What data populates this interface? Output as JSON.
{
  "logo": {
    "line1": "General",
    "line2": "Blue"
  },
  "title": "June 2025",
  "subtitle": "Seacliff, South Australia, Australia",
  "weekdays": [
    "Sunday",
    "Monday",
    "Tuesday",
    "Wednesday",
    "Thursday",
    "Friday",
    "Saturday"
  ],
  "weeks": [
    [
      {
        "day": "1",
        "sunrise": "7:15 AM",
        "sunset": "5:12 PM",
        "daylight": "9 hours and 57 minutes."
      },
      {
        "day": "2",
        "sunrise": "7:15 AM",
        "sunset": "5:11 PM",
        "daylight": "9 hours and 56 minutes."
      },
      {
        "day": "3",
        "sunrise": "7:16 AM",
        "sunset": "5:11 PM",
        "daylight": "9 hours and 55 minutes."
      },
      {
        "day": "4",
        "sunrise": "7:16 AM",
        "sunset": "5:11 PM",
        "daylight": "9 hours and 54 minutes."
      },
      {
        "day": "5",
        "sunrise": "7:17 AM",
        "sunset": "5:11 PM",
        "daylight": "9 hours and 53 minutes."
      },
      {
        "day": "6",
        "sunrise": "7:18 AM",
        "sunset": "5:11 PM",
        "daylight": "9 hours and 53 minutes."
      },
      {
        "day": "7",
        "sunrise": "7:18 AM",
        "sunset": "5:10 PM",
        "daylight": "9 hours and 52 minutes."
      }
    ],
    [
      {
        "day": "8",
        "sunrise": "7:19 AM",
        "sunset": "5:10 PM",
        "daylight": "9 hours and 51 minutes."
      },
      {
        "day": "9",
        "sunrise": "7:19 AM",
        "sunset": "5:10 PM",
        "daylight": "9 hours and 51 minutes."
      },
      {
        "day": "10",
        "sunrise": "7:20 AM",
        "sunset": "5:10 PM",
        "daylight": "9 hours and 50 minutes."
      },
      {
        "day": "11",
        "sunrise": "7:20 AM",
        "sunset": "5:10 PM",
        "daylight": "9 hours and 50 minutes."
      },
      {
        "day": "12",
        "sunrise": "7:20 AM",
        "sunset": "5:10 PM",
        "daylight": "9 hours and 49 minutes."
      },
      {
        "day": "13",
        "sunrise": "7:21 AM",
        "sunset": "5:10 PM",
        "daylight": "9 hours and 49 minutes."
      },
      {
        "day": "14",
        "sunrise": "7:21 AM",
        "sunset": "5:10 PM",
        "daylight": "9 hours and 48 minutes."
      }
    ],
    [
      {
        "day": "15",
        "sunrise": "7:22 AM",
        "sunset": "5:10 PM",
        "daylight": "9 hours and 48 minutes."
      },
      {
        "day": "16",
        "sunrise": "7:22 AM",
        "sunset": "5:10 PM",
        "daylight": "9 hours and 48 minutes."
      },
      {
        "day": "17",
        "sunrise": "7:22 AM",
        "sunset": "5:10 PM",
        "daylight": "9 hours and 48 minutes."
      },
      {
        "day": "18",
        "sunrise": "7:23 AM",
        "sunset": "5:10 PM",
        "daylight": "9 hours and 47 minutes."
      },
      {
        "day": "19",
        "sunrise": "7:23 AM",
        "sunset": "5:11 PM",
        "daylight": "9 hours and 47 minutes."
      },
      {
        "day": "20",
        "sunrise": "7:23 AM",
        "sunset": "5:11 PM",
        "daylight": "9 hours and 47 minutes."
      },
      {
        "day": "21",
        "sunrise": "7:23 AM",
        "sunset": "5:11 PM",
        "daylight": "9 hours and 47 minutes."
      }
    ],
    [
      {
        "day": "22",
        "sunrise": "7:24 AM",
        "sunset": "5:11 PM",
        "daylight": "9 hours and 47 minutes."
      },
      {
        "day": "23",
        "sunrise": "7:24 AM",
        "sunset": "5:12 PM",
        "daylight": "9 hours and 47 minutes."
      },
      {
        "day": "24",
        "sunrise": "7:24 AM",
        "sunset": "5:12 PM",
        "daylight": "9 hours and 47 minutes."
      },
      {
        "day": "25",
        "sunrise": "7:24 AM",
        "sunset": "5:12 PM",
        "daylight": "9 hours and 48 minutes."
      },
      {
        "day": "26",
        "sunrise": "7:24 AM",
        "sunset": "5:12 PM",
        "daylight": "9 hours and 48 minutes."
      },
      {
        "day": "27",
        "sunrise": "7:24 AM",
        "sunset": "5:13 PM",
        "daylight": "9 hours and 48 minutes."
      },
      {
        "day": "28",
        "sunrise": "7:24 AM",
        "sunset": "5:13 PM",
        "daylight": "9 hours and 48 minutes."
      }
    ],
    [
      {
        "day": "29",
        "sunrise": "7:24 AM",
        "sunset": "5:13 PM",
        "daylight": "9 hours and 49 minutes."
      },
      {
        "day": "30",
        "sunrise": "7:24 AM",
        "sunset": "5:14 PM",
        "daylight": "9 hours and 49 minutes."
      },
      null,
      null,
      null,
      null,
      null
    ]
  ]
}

* What you have to do
Print all of the entries exactly as they are written.

* Task result
What data populates this interface? Output as JSON.
{
  "logo": {
    "line1": "General",
    "line2": "Blue"
  },
  "title": "June 2025",
  "subtitle": "Seacliff, South Australia, Australia",
  "weekdays": [
    "Sunday",
    "Monday",
    "Tuesday",
    "Wednesday",
    "Thursday",
    "Friday",
    "Saturday"
  ],
  "weeks": [
    [
      {
        "day": "1",
        "sunrise": "7:15 AM",
        "sunset": "5:12 PM",
        "daylight": "9 hours and 57 minutes."
      },
      {
        "day": "2",
        "sunrise": "7:15 AM",
        "sunset": "5:11 PM",
        "daylight": "9 hours and 56 minutes."
      },
      {
        "day": "3",
        "sunrise": "7:16 AM",
        "sunset": "5:11 PM",
        "daylight": "9 hours and 55 minutes."
      },
      {
        "day": "4",
        "sunrise": "7:16 AM",
        "sunset": "5:11 PM",
        "daylight": "9 hours and 54 minutes."
      },
      {
        "day": "5",
        "sunrise": "7:17 AM",
        "sunset": "5:11 PM",
        "daylight": "9 hours and 53 minutes."
      },
      {
        "day": "6",
        "sunrise": "7:18 AM",
        "sunset": "5:11 PM",
        "daylight": "9 hours and 53 minutes."
      },
      {
        "day": "7",
        "sunrise": "7:18 AM",
        "sunset": "5:10 PM",
        "daylight": "9 hours and 52 minutes."
      }
    ],
    [
      {
        "day": "8",
        "sunrise": "7:19 AM",
        "sunset": "5:10 PM",
        "daylight": "9 hours and 51 minutes."
      },
      {
        "day": "9",
        "sunrise": "7:19 AM",
        "sunset": "5:10 PM",
        "daylight": "9 hours and 51 minutes."
      },
      {
        "day": "10",
        "sunrise": "7:20 AM",
        "sunset": "5:10 PM",
        "daylight": "9 hours and 50 minutes."
      },
      {
        "day": "11",
        "sunrise": "7:20 AM",
        "sunset": "5:10 PM",
        "daylight": "9 hours and 50 minutes."
      },
      {
        "day": "12",
        "sunrise": "7:20 AM",
        "sunset": "5:10 PM",
        "daylight": "9 hours and 49 minutes."
      },
      {
        "day": "13",
        "sunrise": "7:21 AM",
        "sunset": "5:10 PM",
        "daylight": "9 hours and 49 minutes."
      },
      {
        "day": "14",
        "sunrise": "7:21 AM",
        "sunset": "5:10 PM",
        "daylight": "9 hours and 48 minutes."
      }
    ],
    [
      {
        "day": "15",
        "sunrise": "7:22 AM",
        "sunset": "5:10 PM",
        "daylight": "9 hours and 48 minutes."
      },
      {
        "day": "16",
        "sunrise": "7:22 AM",
        "sunset": "5:10 PM",
        "daylight": "9 hours and 48 minutes."
      },
      {
        "day": "17",
        "sunrise": "7:22 AM",
        "sunset": "5:10 PM",
        "daylight": "9 hours and 48 minutes."
      },
      {
        "day": "18",
        "sunrise": "7:23 AM",
        "sunset": "5:10 PM",
        "daylight": "9 hours and 47 minutes."
      },
      {
        "day": "19",
        "sunrise": "7:23 AM",
        "sunset": "5:11 PM",
        "daylight": "9 hours and 47 minutes."
      },
      {
        "day": "20",
        "sunrise": "7:23 AM",
        "sunset": "5:11 PM",
        "daylight": "9 hours and 47 minutes."
      },
      {
        "day": "21",
        "sunrise": "7:23 AM",
        "sunset": "5:11 PM",
        "daylight": "9 hours and 47 minutes."
      }
    ],
    [
      {
        "day": "22",
        "sunrise": "7:24 AM",
        "sunset": "5:11 PM",
        "daylight": "9 hours and 47 minutes."
      },
      {
        "day": "23",
        "sunrise": "7:24 AM",
        "sunset": "5:12 PM",
        "daylight": "9 hours and 47 minutes."
      },
      {
        "day": "24",
        "sunrise": "7:24 AM",
        "sunset": "5:12 PM",
        "daylight": "9 hours and 47 minutes."
      },
      {
        "day": "25",
        "sunrise": "7:24 AM",
        "sunset": "5:12 PM",
        "daylight": "9 hours and 48 minutes."
      },
      {
        "day": "26",
        "sunrise": "7:24 AM",
        "sunset": "5:12 PM",
        "daylight": "9 hours and 48 minutes."
      },
      {
        "day": "27",
        "sunrise": "7:24 AM",
        "sunset": "5:13 PM",
        "daylight": "9 hours and 48 minutes."
      },
      {
        "day": "28",
        "sunrise": "7:24 AM",
        "sunset": "5:13 PM",
        "daylight": "9 hours and 48 minutes."
      }
    ],
    [
      {
        "day": "29",
        "sunrise": "7:24 AM",
        "sunset": "5:13 PM",
        "daylight": "9 hours and 49 minutes."
      },
      {
        "day": "30",
        "sunrise": "7:24 AM",
        "sunset": "5:14 PM",
        "daylight": "9 hours and 49 minutes."
      },
      null,
      null,
      null,
      null,
      null
    ]
  ]
}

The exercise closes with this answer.